- _AVAILABLE DATA_:
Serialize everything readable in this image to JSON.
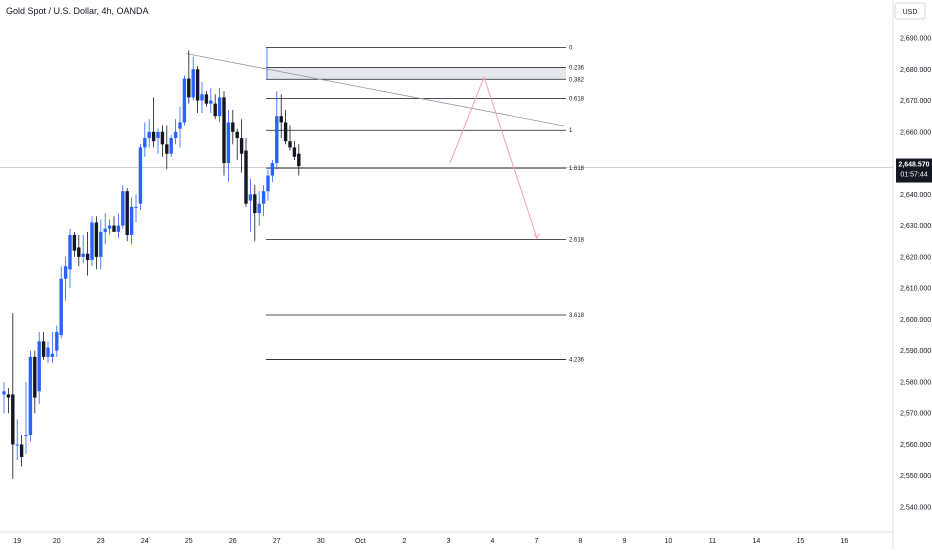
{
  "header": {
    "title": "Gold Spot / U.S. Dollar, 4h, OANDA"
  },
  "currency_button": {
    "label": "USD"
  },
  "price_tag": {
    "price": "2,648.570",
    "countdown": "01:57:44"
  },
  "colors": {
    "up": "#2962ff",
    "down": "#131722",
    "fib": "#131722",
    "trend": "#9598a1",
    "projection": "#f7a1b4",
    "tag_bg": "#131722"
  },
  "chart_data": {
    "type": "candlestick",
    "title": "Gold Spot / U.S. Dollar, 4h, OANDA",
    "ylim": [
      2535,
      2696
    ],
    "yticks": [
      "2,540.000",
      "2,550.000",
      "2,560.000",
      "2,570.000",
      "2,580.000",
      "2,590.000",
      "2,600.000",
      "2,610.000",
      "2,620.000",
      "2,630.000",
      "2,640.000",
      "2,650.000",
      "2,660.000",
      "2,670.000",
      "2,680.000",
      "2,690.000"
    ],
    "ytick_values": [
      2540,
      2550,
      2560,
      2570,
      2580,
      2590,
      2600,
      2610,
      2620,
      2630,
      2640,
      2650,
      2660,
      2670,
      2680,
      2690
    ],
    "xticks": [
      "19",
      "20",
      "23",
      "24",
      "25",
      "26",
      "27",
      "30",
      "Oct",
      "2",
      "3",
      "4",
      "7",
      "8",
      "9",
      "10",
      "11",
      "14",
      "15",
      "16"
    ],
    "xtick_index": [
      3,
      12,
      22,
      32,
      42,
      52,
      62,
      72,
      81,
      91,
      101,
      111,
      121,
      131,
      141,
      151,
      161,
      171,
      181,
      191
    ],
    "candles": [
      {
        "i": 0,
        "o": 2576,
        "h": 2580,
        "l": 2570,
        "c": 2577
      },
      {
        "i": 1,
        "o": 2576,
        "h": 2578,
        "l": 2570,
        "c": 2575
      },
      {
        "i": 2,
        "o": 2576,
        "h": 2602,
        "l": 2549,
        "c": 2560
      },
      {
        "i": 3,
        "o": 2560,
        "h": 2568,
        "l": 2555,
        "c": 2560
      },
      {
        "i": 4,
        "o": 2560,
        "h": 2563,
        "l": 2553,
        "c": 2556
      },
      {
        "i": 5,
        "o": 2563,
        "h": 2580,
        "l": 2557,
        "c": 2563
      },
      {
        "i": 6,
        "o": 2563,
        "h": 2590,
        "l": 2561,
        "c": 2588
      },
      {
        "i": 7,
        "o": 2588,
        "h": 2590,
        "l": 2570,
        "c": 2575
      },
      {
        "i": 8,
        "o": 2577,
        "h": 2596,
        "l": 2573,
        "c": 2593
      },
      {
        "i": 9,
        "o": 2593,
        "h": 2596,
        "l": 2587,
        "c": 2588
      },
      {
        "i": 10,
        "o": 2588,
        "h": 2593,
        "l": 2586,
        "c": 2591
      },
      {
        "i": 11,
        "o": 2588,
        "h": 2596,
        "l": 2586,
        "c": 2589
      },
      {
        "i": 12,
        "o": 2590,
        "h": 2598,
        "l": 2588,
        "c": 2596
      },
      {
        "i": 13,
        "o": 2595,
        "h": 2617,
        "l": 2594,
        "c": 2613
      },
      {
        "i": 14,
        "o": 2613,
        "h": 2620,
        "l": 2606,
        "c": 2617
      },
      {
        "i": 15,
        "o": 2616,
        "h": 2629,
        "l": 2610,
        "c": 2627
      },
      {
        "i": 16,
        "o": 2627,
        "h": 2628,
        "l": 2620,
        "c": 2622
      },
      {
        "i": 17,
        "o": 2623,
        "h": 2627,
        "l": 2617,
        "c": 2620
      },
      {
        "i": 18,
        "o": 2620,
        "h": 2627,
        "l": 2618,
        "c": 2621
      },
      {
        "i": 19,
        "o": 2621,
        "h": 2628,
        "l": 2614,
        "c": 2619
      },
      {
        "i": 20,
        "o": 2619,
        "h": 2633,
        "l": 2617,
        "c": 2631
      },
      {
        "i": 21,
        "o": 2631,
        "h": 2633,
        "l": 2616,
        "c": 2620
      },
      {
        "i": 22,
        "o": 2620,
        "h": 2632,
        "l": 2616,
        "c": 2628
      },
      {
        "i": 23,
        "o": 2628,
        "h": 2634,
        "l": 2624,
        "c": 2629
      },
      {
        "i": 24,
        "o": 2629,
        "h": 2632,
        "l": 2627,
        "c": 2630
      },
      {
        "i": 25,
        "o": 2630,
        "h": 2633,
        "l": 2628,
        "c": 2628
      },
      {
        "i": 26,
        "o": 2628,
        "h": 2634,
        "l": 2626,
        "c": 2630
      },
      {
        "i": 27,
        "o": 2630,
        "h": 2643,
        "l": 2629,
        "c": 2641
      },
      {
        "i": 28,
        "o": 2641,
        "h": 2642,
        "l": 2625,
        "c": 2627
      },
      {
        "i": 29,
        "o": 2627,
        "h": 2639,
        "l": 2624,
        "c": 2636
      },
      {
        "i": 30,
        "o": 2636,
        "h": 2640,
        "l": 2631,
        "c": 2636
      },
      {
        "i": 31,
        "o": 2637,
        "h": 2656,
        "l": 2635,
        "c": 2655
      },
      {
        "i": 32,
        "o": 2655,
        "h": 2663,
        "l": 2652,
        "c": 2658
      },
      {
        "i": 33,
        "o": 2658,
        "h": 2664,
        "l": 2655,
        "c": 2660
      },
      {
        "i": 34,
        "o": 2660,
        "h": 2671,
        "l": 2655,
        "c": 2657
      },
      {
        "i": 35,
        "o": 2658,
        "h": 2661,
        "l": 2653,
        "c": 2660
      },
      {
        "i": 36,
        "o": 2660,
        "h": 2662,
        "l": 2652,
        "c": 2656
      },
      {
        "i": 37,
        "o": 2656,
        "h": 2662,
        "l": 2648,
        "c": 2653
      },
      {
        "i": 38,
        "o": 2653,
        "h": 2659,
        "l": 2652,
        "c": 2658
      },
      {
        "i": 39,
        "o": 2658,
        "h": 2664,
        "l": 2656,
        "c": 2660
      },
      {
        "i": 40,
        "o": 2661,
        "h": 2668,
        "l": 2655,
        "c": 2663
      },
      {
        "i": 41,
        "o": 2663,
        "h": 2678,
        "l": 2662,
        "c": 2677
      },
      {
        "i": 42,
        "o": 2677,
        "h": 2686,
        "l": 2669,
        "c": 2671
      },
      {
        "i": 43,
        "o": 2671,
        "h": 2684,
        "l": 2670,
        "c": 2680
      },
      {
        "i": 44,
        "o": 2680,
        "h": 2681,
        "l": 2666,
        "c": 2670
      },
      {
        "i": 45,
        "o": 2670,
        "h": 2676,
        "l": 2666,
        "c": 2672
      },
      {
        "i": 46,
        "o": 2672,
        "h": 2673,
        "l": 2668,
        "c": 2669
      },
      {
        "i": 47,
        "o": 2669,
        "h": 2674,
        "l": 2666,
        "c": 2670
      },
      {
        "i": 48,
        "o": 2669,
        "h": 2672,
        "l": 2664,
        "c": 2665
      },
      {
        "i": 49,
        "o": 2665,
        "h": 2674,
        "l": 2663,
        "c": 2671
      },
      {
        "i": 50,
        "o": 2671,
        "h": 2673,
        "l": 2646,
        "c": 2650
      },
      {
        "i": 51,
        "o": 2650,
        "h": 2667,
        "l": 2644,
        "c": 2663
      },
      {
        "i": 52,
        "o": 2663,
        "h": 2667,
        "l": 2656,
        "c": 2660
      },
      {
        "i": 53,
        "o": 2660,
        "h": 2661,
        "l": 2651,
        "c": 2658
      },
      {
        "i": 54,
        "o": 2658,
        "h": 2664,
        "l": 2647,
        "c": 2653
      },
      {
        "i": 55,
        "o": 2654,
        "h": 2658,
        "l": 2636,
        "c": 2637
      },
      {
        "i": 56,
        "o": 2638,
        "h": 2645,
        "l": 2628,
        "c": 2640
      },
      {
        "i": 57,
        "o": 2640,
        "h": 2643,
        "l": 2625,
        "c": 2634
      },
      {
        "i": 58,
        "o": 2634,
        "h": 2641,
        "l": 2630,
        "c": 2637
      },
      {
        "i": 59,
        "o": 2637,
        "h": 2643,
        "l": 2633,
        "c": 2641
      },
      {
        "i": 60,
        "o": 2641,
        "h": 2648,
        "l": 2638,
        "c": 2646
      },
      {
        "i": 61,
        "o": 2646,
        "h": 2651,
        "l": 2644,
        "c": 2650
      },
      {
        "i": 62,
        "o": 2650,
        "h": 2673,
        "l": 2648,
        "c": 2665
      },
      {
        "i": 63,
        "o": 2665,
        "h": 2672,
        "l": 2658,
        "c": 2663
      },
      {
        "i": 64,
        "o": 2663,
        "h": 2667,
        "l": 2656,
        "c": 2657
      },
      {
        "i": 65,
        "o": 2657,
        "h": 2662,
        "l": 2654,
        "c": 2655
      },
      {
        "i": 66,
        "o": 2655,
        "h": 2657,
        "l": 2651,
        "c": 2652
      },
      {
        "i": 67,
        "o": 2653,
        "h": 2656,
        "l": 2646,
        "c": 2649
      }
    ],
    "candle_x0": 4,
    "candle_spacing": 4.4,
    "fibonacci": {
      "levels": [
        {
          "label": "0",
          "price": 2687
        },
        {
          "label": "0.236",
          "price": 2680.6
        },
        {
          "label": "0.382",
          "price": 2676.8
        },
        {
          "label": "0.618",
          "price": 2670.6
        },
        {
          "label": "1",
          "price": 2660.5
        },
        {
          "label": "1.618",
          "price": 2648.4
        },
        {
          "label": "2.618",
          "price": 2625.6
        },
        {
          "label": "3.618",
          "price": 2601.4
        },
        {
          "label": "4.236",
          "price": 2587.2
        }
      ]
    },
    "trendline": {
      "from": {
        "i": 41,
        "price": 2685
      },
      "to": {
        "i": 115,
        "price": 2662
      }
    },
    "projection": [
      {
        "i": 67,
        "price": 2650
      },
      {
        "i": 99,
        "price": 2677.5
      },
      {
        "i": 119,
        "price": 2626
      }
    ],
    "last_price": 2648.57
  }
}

==

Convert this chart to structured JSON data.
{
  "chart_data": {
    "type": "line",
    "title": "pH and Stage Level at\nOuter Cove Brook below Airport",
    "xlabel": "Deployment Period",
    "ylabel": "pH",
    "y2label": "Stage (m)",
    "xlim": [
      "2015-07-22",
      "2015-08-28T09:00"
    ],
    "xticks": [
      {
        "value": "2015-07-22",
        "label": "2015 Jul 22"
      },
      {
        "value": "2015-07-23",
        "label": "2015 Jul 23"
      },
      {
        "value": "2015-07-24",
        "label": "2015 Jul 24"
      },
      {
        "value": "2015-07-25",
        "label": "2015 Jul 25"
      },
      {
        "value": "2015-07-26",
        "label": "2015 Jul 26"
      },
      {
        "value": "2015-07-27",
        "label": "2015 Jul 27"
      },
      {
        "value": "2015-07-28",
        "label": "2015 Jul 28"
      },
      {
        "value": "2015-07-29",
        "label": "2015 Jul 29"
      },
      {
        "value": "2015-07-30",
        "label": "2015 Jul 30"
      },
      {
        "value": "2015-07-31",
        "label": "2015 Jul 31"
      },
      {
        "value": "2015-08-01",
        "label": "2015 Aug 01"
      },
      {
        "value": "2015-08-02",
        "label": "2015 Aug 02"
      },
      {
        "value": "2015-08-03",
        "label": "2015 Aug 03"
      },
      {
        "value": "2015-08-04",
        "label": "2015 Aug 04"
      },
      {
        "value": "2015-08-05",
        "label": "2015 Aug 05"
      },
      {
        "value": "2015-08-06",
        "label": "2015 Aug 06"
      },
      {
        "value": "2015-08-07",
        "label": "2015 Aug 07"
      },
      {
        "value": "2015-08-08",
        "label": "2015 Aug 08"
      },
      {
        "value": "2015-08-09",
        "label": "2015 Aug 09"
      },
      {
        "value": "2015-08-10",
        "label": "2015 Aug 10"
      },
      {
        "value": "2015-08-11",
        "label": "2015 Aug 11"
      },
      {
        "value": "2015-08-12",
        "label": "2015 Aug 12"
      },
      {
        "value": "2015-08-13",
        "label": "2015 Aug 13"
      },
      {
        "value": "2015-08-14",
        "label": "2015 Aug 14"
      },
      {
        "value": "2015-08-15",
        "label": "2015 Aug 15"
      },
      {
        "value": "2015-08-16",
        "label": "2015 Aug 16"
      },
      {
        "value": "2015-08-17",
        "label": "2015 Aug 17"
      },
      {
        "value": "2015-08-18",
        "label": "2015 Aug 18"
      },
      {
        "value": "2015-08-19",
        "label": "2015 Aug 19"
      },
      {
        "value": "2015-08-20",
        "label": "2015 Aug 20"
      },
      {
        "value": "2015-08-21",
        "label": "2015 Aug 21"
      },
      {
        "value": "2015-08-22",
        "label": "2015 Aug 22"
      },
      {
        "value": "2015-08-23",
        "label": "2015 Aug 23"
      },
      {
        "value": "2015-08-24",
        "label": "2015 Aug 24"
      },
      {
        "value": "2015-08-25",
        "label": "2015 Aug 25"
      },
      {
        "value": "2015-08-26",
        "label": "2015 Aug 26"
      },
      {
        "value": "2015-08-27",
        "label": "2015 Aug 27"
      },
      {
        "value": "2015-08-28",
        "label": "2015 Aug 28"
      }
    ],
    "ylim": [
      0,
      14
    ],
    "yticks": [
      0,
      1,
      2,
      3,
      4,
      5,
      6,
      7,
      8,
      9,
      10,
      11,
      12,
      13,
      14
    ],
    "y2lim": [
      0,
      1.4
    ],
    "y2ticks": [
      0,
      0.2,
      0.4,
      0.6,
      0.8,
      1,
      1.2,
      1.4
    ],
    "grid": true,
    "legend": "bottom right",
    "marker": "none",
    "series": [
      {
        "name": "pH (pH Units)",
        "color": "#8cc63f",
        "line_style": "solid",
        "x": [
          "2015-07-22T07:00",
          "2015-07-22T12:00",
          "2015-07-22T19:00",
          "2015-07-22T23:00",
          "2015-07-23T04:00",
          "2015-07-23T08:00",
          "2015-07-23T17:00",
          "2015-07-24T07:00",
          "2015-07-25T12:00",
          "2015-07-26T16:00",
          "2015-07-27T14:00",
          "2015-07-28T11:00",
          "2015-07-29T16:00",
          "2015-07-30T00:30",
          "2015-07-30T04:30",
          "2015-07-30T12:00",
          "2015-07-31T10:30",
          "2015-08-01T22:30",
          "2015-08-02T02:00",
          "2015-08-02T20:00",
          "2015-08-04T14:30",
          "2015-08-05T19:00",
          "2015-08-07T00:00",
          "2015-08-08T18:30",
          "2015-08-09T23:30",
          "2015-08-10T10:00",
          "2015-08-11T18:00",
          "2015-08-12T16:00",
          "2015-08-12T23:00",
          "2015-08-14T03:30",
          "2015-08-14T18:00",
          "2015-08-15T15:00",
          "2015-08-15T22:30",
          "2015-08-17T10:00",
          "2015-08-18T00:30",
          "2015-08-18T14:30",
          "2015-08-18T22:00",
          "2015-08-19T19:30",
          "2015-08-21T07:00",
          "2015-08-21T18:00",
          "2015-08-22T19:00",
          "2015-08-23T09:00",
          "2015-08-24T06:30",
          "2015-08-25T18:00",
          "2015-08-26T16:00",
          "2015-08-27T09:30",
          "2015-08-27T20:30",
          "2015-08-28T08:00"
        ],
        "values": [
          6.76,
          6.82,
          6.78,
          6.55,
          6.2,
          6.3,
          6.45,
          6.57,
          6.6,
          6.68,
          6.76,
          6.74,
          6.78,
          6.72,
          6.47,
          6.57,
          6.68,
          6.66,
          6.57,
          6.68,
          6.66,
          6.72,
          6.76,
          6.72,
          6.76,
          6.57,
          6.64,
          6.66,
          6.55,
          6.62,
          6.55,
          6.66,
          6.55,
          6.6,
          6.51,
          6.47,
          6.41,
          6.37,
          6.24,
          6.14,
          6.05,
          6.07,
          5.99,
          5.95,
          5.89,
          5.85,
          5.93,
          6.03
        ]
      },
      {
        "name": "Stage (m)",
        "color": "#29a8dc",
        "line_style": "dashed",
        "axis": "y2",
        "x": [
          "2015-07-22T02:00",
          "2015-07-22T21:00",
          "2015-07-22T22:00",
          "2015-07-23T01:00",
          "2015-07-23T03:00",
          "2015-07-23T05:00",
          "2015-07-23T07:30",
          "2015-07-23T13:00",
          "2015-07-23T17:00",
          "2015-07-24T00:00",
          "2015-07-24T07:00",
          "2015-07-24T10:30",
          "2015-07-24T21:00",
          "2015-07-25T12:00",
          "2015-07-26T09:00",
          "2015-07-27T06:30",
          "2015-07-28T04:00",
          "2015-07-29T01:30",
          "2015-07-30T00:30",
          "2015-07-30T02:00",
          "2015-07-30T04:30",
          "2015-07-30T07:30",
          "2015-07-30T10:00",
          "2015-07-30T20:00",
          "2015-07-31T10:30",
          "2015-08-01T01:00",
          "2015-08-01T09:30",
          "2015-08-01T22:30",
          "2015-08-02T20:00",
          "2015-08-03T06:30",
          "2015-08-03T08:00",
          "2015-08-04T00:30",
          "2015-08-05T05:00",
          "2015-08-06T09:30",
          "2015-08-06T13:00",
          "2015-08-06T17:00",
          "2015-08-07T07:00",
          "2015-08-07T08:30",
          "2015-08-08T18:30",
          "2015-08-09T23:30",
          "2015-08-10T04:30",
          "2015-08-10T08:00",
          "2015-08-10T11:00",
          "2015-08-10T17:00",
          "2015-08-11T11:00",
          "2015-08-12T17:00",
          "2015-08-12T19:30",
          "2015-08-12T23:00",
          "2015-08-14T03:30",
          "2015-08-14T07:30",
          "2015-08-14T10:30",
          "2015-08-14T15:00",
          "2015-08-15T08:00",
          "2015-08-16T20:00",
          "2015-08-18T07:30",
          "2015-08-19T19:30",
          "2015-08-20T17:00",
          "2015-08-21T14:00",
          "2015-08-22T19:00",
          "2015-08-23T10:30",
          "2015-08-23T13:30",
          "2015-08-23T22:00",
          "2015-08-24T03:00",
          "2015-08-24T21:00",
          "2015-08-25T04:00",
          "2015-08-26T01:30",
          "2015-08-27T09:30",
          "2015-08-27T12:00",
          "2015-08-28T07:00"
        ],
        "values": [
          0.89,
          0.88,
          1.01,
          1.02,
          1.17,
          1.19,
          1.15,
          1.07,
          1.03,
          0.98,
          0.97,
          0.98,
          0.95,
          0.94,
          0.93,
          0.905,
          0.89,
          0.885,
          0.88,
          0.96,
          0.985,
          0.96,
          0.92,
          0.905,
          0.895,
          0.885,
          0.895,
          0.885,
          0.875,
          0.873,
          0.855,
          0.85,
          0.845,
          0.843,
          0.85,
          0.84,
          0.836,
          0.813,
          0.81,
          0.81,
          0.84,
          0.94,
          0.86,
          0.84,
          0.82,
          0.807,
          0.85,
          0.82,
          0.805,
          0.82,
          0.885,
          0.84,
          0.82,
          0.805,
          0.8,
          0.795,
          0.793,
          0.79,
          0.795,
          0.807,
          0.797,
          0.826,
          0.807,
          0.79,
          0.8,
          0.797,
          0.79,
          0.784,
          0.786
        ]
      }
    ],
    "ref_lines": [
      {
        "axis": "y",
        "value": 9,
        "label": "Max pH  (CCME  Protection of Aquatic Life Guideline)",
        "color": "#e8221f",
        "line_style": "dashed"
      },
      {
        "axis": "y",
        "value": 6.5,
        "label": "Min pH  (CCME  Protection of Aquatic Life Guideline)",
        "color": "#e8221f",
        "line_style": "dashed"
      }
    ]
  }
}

- _WORK TO DO_:
Go through the material above and copy each line that has the word "Guideline".

- _TASK RESULT_:
        "label": "Max pH  (CCME  Protection of Aquatic Life Guideline)",
        "label": "Min pH  (CCME  Protection of Aquatic Life Guideline)",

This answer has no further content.